Identify every line in the records below that contains the word "ylabel", and copy each of those lines.

## Material
------
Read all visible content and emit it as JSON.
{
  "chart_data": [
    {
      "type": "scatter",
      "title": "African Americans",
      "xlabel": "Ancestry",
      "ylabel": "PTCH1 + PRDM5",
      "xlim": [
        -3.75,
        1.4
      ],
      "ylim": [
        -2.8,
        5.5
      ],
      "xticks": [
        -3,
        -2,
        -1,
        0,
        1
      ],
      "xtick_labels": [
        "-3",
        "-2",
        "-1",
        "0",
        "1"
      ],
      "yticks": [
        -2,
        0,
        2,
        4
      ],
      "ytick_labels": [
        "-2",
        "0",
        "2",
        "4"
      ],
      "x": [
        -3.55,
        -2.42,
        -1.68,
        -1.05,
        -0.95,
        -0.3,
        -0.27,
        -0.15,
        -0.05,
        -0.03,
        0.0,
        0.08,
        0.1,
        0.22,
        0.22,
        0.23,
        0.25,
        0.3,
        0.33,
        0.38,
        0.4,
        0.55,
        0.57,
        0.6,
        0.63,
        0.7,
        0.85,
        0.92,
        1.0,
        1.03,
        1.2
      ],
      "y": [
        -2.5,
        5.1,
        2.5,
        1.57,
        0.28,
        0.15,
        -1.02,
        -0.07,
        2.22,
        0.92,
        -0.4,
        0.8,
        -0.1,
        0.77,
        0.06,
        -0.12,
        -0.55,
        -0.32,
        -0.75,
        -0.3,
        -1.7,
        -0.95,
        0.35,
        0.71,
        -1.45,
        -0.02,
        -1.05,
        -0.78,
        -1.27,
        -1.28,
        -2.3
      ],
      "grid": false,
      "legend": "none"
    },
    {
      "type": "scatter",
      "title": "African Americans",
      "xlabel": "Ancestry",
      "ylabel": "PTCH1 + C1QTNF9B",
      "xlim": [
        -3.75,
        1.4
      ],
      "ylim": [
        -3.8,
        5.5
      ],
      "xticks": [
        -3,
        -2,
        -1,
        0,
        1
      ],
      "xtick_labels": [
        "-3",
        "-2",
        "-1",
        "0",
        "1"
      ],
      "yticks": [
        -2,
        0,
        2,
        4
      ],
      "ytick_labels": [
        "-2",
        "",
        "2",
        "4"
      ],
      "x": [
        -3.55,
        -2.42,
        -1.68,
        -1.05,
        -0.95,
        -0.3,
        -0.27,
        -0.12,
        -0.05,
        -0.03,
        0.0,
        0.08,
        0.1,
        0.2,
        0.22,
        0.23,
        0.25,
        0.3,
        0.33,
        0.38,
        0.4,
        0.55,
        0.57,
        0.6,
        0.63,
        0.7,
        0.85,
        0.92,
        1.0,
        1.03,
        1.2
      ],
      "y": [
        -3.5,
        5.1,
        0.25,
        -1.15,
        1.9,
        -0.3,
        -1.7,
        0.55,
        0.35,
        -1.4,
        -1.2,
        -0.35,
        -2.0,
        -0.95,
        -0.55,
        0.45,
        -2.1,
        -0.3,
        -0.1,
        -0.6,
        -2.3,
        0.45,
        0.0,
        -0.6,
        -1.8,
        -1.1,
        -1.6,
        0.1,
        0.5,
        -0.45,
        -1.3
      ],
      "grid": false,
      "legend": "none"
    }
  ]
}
------
## The answer
      "ylabel": "PTCH1 + PRDM5",
      "ylabel": "PTCH1 + C1QTNF9B",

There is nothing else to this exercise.